• [What to work on] Go through the material and tally the lines containing the string "JSON". Give the total alone.

[Stored records]
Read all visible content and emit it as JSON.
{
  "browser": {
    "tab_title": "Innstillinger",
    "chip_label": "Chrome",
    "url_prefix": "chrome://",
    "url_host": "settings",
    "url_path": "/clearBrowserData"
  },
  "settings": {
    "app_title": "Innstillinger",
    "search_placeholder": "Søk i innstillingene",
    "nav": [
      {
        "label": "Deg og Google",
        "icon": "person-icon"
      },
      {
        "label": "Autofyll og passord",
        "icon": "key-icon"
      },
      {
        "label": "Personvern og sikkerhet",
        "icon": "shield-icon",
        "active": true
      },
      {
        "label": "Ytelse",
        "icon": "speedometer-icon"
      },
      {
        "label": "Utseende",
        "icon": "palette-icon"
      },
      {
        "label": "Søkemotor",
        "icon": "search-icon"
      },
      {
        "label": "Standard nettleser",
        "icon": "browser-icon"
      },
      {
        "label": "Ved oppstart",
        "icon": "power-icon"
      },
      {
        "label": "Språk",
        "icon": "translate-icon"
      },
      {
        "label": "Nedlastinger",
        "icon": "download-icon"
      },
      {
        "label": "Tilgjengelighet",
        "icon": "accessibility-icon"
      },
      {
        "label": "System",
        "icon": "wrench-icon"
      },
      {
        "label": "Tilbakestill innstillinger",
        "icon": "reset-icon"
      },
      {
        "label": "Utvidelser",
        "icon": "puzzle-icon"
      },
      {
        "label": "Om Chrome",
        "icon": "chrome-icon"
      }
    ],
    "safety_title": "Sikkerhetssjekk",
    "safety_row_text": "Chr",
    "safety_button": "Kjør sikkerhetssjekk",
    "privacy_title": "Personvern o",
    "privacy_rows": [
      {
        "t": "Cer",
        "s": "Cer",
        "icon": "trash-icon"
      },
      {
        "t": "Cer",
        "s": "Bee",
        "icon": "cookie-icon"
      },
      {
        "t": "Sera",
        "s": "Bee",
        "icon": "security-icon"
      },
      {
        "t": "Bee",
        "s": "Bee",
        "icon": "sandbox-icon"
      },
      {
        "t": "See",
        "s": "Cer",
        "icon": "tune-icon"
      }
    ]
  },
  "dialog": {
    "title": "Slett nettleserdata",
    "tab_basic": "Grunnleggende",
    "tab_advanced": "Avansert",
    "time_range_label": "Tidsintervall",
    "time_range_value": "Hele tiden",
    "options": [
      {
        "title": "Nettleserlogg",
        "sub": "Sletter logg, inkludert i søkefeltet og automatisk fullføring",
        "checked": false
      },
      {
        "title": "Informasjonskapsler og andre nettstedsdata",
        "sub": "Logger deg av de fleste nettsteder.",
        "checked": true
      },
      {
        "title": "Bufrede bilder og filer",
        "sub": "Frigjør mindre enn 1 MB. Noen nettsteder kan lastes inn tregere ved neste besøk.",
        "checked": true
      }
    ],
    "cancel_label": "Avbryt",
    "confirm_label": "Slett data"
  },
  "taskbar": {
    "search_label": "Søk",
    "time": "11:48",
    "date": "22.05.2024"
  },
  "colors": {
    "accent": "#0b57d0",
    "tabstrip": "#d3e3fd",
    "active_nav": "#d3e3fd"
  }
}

---

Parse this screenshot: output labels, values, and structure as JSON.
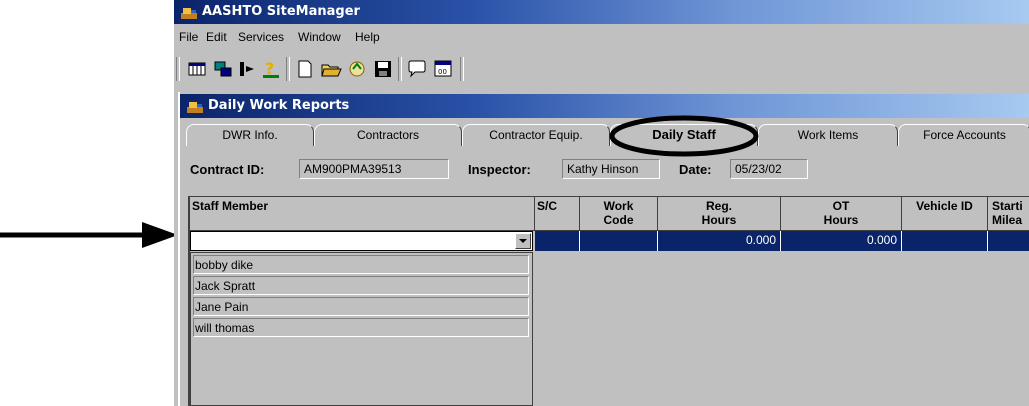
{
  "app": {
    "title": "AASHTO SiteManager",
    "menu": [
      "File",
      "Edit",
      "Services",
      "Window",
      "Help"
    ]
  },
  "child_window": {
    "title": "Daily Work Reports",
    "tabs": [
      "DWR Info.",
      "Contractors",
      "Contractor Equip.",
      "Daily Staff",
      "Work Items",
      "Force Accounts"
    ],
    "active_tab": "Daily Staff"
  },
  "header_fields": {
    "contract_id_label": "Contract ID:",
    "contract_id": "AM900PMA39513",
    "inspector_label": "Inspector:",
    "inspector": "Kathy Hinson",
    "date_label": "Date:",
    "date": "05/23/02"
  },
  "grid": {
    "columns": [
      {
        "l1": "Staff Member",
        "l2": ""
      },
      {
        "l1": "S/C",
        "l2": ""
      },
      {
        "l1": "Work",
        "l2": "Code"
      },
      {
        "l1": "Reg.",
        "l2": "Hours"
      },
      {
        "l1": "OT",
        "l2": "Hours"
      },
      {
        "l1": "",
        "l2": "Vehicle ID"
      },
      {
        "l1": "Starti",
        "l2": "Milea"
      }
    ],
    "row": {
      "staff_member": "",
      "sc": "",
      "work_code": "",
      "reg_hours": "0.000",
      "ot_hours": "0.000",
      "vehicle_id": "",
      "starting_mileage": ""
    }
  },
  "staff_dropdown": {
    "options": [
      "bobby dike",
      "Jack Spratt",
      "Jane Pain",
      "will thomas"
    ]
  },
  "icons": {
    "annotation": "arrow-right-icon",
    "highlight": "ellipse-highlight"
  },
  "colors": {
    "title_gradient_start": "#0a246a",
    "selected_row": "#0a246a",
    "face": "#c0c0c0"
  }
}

• [Problem solution] 2